* Written request: From the listing below, extract every line in which the word "object" appears.

* Extracted material:
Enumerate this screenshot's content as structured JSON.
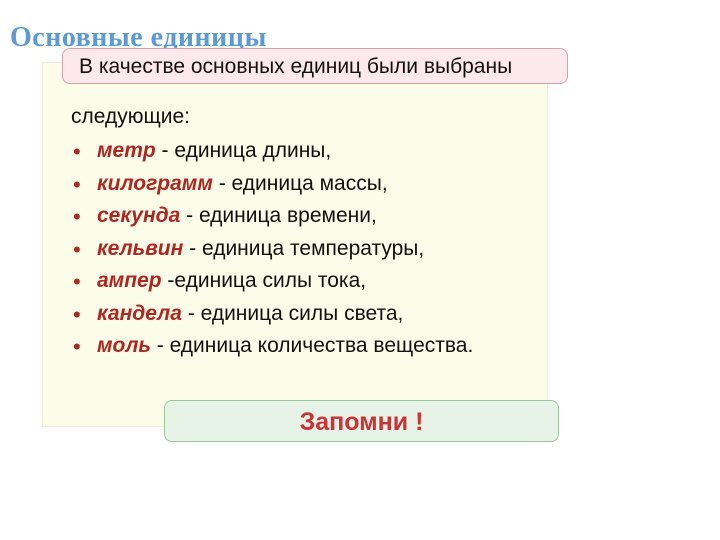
{
  "title": "Основные  единицы",
  "intro_overlay": "В качестве основных единиц были выбраны",
  "intro_rest": "следующие:",
  "units": [
    {
      "name": "метр",
      "desc": " - единица длины,"
    },
    {
      "name": "килограмм",
      "desc": " - единица массы,"
    },
    {
      "name": "секунда",
      "desc": " - единица времени,"
    },
    {
      "name": "кельвин",
      "desc": " - единица температуры,"
    },
    {
      "name": "ампер",
      "desc": " -единица силы тока,"
    },
    {
      "name": "кандела",
      "desc": " - единица силы света,"
    },
    {
      "name": "моль",
      "desc": " - единица количества вещества."
    }
  ],
  "remember": "Запомни !"
}
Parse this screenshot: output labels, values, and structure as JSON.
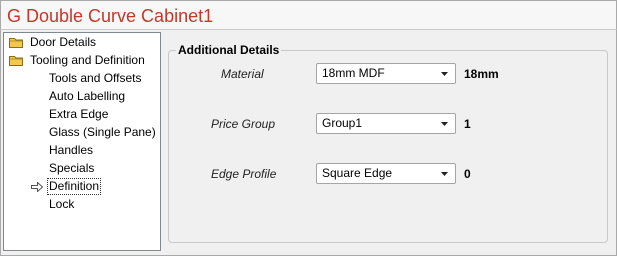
{
  "window": {
    "title": "G Double Curve Cabinet1"
  },
  "tree": {
    "items": [
      {
        "label": "Door Details",
        "type": "folder"
      },
      {
        "label": "Tooling and Definition",
        "type": "folder"
      },
      {
        "label": "Tools and Offsets",
        "type": "leaf"
      },
      {
        "label": "Auto Labelling",
        "type": "leaf"
      },
      {
        "label": "Extra Edge",
        "type": "leaf"
      },
      {
        "label": "Glass (Single Pane)",
        "type": "leaf"
      },
      {
        "label": "Handles",
        "type": "leaf"
      },
      {
        "label": "Specials",
        "type": "leaf"
      },
      {
        "label": "Definition",
        "type": "leaf",
        "selected": true,
        "icon": "arrow-right-icon"
      },
      {
        "label": "Lock",
        "type": "leaf"
      }
    ]
  },
  "details": {
    "legend": "Additional Details",
    "rows": [
      {
        "label": "Material",
        "selected": "18mm MDF",
        "value": "18mm"
      },
      {
        "label": "Price Group",
        "selected": "Group1",
        "value": "1"
      },
      {
        "label": "Edge Profile",
        "selected": "Square Edge",
        "value": "0"
      }
    ]
  },
  "colors": {
    "title": "#c0392b",
    "folder": "#f2c94c",
    "background": "#f0f0f0"
  }
}
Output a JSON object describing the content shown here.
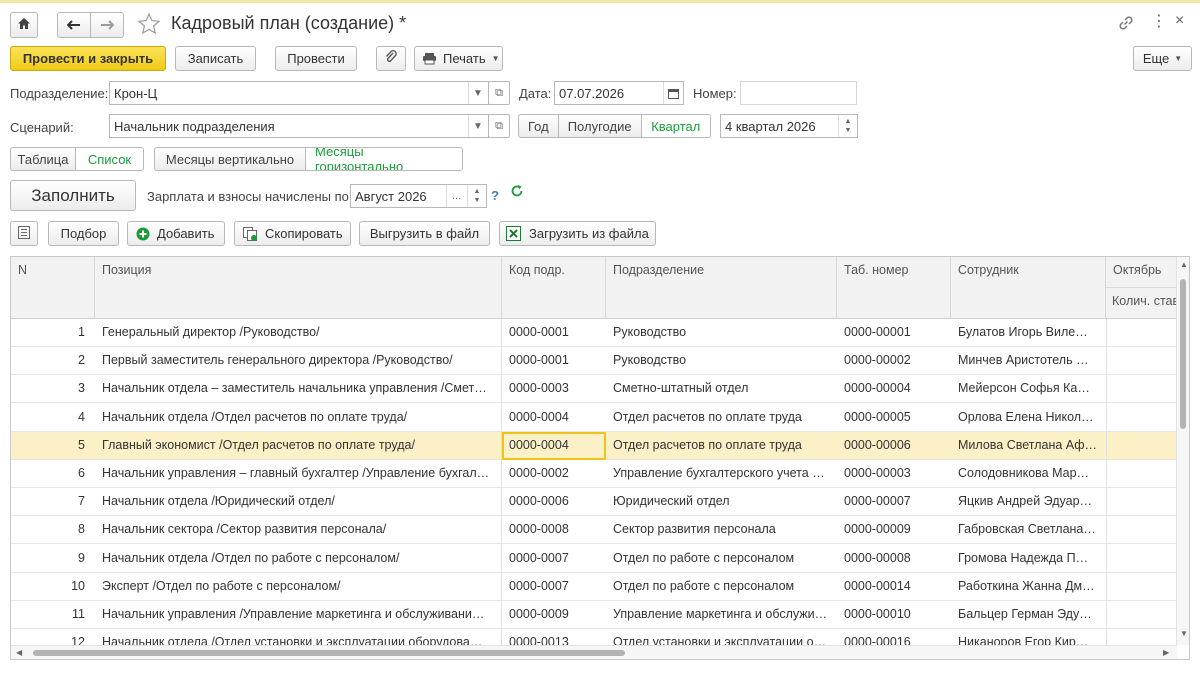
{
  "window": {
    "title": "Кадровый план (создание) *"
  },
  "toolbar": {
    "post_close": "Провести и закрыть",
    "write": "Записать",
    "post": "Провести",
    "print": "Печать",
    "more": "Еще"
  },
  "form": {
    "division_label": "Подразделение:",
    "division_value": "Крон-Ц",
    "date_label": "Дата:",
    "date_value": "07.07.2026",
    "number_label": "Номер:",
    "number_value": "",
    "scenario_label": "Сценарий:",
    "scenario_value": "Начальник подразделения",
    "period_year": "Год",
    "period_half": "Полугодие",
    "period_quarter": "Квартал",
    "period_value": "4 квартал 2026"
  },
  "view": {
    "table": "Таблица",
    "list": "Список",
    "months_vertical": "Месяцы вертикально",
    "months_horizontal": "Месяцы горизонтально"
  },
  "fill": {
    "fill_button": "Заполнить",
    "salary_label": "Зарплата и взносы начислены по:",
    "salary_value": "Август 2026",
    "help": "?"
  },
  "table_toolbar": {
    "pick": "Подбор",
    "add": "Добавить",
    "copy": "Скопировать",
    "export": "Выгрузить в файл",
    "import": "Загрузить из файла"
  },
  "table": {
    "headers": {
      "n": "N",
      "position": "Позиция",
      "code": "Код подр.",
      "division": "Подразделение",
      "tab": "Таб. номер",
      "employee": "Сотрудник",
      "month": "Октябрь",
      "month_sub": "Колич. став"
    },
    "rows": [
      {
        "n": "1",
        "position": "Генеральный директор /Руководство/",
        "code": "0000-0001",
        "division": "Руководство",
        "tab": "0000-00001",
        "employee": "Булатов Игорь Виле…"
      },
      {
        "n": "2",
        "position": "Первый заместитель генерального директора /Руководство/",
        "code": "0000-0001",
        "division": "Руководство",
        "tab": "0000-00002",
        "employee": "Минчев Аристотель …"
      },
      {
        "n": "3",
        "position": "Начальник отдела – заместитель начальника управления /Смет…",
        "code": "0000-0003",
        "division": "Сметно-штатный отдел",
        "tab": "0000-00004",
        "employee": "Мейерсон Софья Ка…"
      },
      {
        "n": "4",
        "position": "Начальник отдела /Отдел расчетов по оплате труда/",
        "code": "0000-0004",
        "division": "Отдел расчетов по оплате труда",
        "tab": "0000-00005",
        "employee": "Орлова Елена Никол…"
      },
      {
        "n": "5",
        "position": "Главный экономист /Отдел расчетов по оплате труда/",
        "code": "0000-0004",
        "division": "Отдел расчетов по оплате труда",
        "tab": "0000-00006",
        "employee": "Милова Светлана Аф…"
      },
      {
        "n": "6",
        "position": "Начальник управления – главный бухгалтер /Управление бухгал…",
        "code": "0000-0002",
        "division": "Управление бухгалтерского учета …",
        "tab": "0000-00003",
        "employee": "Солодовникова Мар…"
      },
      {
        "n": "7",
        "position": "Начальник отдела /Юридический отдел/",
        "code": "0000-0006",
        "division": "Юридический отдел",
        "tab": "0000-00007",
        "employee": "Яцкив Андрей Эдуар…"
      },
      {
        "n": "8",
        "position": "Начальник сектора /Сектор развития персонала/",
        "code": "0000-0008",
        "division": "Сектор развития персонала",
        "tab": "0000-00009",
        "employee": "Габровская Светлана…"
      },
      {
        "n": "9",
        "position": "Начальник отдела /Отдел по работе с персоналом/",
        "code": "0000-0007",
        "division": "Отдел по работе с персоналом",
        "tab": "0000-00008",
        "employee": "Громова Надежда П…"
      },
      {
        "n": "10",
        "position": "Эксперт /Отдел по работе с персоналом/",
        "code": "0000-0007",
        "division": "Отдел по работе с персоналом",
        "tab": "0000-00014",
        "employee": "Работкина Жанна Дм…"
      },
      {
        "n": "11",
        "position": "Начальник управления /Управление маркетинга и обслуживани…",
        "code": "0000-0009",
        "division": "Управление маркетинга и обслужи…",
        "tab": "0000-00010",
        "employee": "Бальцер Герман Эду…"
      },
      {
        "n": "12",
        "position": "Начальник отдела /Отдел установки и эксплуатации оборудова…",
        "code": "0000-0013",
        "division": "Отдел установки и эксплуатации о…",
        "tab": "0000-00016",
        "employee": "Никаноров Егор Кир…"
      }
    ]
  },
  "colors": {
    "primary_button": "#f0cb13",
    "selected_row": "#fbf0c6",
    "active_green": "#1d9a3a"
  }
}
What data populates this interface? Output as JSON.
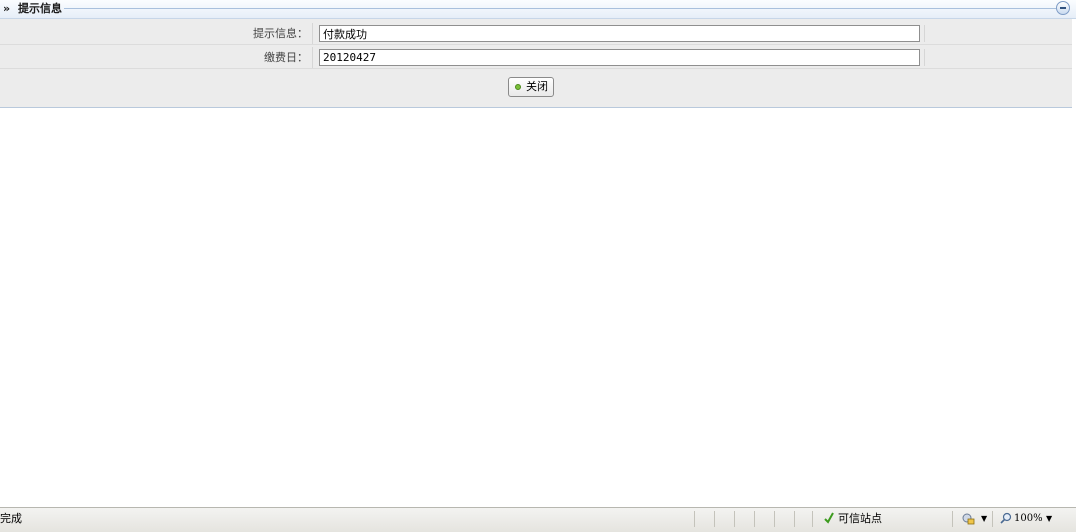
{
  "panel": {
    "arrows": "»",
    "title": "提示信息"
  },
  "form": {
    "rows": [
      {
        "label": "提示信息：",
        "value": "付款成功"
      },
      {
        "label": "缴费日：",
        "value": "20120427"
      }
    ],
    "close_button": "关闭"
  },
  "status_bar": {
    "text": "完成",
    "zone": "可信站点",
    "zoom": "100%",
    "dropdown": "▼"
  },
  "colors": {
    "header_rule": "#a9c0dd",
    "check": "#3d9b1f",
    "button_dot": "#7bbf3a"
  }
}
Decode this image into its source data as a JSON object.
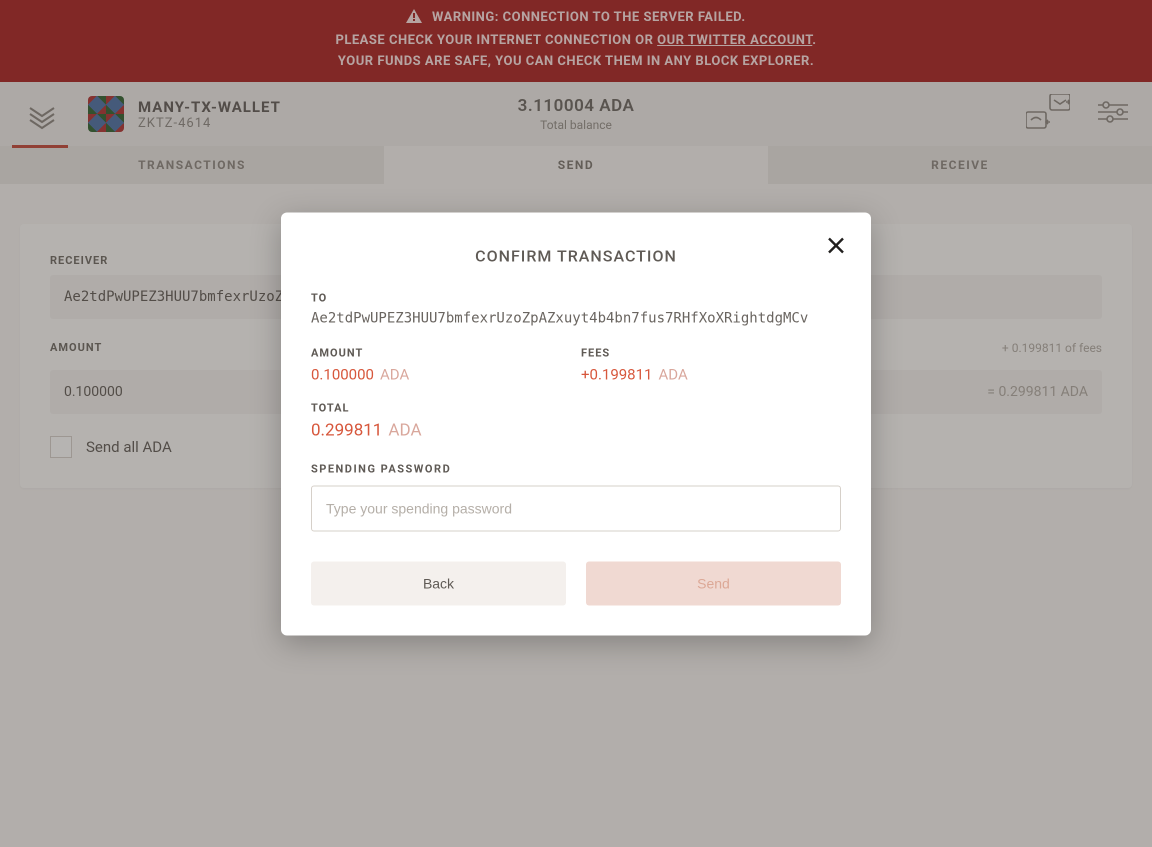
{
  "warning": {
    "line1": "WARNING: CONNECTION TO THE SERVER FAILED.",
    "line2_pre": "PLEASE CHECK YOUR INTERNET CONNECTION OR ",
    "line2_link": "OUR TWITTER ACCOUNT",
    "line2_post": ".",
    "line3": "YOUR FUNDS ARE SAFE, YOU CAN CHECK THEM IN ANY BLOCK EXPLORER."
  },
  "wallet": {
    "name": "MANY-TX-WALLET",
    "sub": "ZKTZ-4614",
    "balance": "3.110004 ADA",
    "balance_label": "Total balance"
  },
  "tabs": {
    "transactions": "TRANSACTIONS",
    "send": "SEND",
    "receive": "RECEIVE"
  },
  "form": {
    "receiver_label": "RECEIVER",
    "receiver_value": "Ae2tdPwUPEZ3HUU7bmfexrUzoZpAZxuyt4b4bn7fus7RHfXoXRightdgMCv",
    "amount_label": "AMOUNT",
    "amount_value": "0.100000",
    "fees_note": "+ 0.199811 of fees",
    "amount_eq": "= 0.299811 ADA",
    "sendall_label": "Send all ADA"
  },
  "modal": {
    "title": "CONFIRM TRANSACTION",
    "to_label": "TO",
    "to_value": "Ae2tdPwUPEZ3HUU7bmfexrUzoZpAZxuyt4b4bn7fus7RHfXoXRightdgMCv",
    "amount_label": "AMOUNT",
    "amount_value": "0.100000",
    "amount_currency": "ADA",
    "fees_label": "FEES",
    "fees_value": "+0.199811",
    "fees_currency": "ADA",
    "total_label": "TOTAL",
    "total_value": "0.299811",
    "total_currency": "ADA",
    "spend_label": "SPENDING PASSWORD",
    "spend_placeholder": "Type your spending password",
    "back": "Back",
    "send": "Send"
  }
}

* Solution for this exercise:
Output a JSON object describing the content shown here.
Decode this image into its source data as a JSON object.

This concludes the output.